WHAT IS BEING ASKED: Below is some material; transcribe all of it exactly.

THE DATA:
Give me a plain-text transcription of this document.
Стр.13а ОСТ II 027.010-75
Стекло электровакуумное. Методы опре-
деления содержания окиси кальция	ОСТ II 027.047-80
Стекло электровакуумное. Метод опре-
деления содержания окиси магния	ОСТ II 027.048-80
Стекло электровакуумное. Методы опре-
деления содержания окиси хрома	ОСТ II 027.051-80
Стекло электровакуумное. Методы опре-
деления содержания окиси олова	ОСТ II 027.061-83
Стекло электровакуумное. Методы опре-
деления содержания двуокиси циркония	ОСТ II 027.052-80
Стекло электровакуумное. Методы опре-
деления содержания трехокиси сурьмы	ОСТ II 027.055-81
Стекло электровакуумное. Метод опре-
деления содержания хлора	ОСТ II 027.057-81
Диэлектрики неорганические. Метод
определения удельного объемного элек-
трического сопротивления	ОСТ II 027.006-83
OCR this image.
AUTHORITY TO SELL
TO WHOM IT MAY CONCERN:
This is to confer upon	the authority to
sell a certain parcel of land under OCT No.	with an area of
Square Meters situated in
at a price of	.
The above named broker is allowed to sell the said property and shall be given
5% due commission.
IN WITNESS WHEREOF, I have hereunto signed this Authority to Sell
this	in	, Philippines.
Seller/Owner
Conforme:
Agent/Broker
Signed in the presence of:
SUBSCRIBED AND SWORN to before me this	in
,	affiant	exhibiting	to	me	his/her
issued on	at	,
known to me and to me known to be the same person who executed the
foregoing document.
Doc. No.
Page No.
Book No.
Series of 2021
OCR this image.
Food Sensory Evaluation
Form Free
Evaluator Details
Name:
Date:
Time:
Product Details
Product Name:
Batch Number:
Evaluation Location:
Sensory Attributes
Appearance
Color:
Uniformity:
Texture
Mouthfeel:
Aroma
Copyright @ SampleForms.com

EXERCISE OUTPUT:
Give me a plain-text transcription of this document.
Стр.13а ОСТ II 027.010-75
Стекло электровакуумное. Методы опре-
деления содержания окиси кальция	ОСТ II 027.047-80
Стекло электровакуумное. Метод опре-
деления содержания окиси магния	ОСТ II 027.048-80
Стекло электровакуумное. Методы опре-
деления содержания окиси хрома	ОСТ II 027.051-80
Стекло электровакуумное. Методы опре-
деления содержания окиси олова	ОСТ II 027.061-83
Стекло электровакуумное. Методы опре-
деления содержания двуокиси циркония	ОСТ II 027.052-80
Стекло электровакуумное. Методы опре-
деления содержания трехокиси сурьмы	ОСТ II 027.055-81
Стекло электровакуумное. Метод опре-
деления содержания хлора	ОСТ II 027.057-81
Диэлектрики неорганические. Метод
определения удельного объемного элек-
трического сопротивления	ОСТ II 027.006-83
OCR this image.
AUTHORITY TO SELL
TO WHOM IT MAY CONCERN:
This is to confer upon	the authority to
sell a certain parcel of land under OCT No.	with an area of
Square Meters situated in
at a price of	.
The above named broker is allowed to sell the said property and shall be given
5% due commission.
IN WITNESS WHEREOF, I have hereunto signed this Authority to Sell
this	in	, Philippines.
Seller/Owner
Conforme:
Agent/Broker
Signed in the presence of:
SUBSCRIBED AND SWORN to before me this	in
,	affiant	exhibiting	to	me	his/her
issued on	at	,
known to me and to me known to be the same person who executed the
foregoing document.
Doc. No.
Page No.
Book No.
Series of 2021
OCR this image.
Food Sensory Evaluation
Form Free
Evaluator Details
Name:
Date:
Time:
Product Details
Product Name:
Batch Number:
Evaluation Location:
Sensory Attributes
Appearance
Color:
Uniformity:
Texture
Mouthfeel:
Aroma
Copyright @ SampleForms.com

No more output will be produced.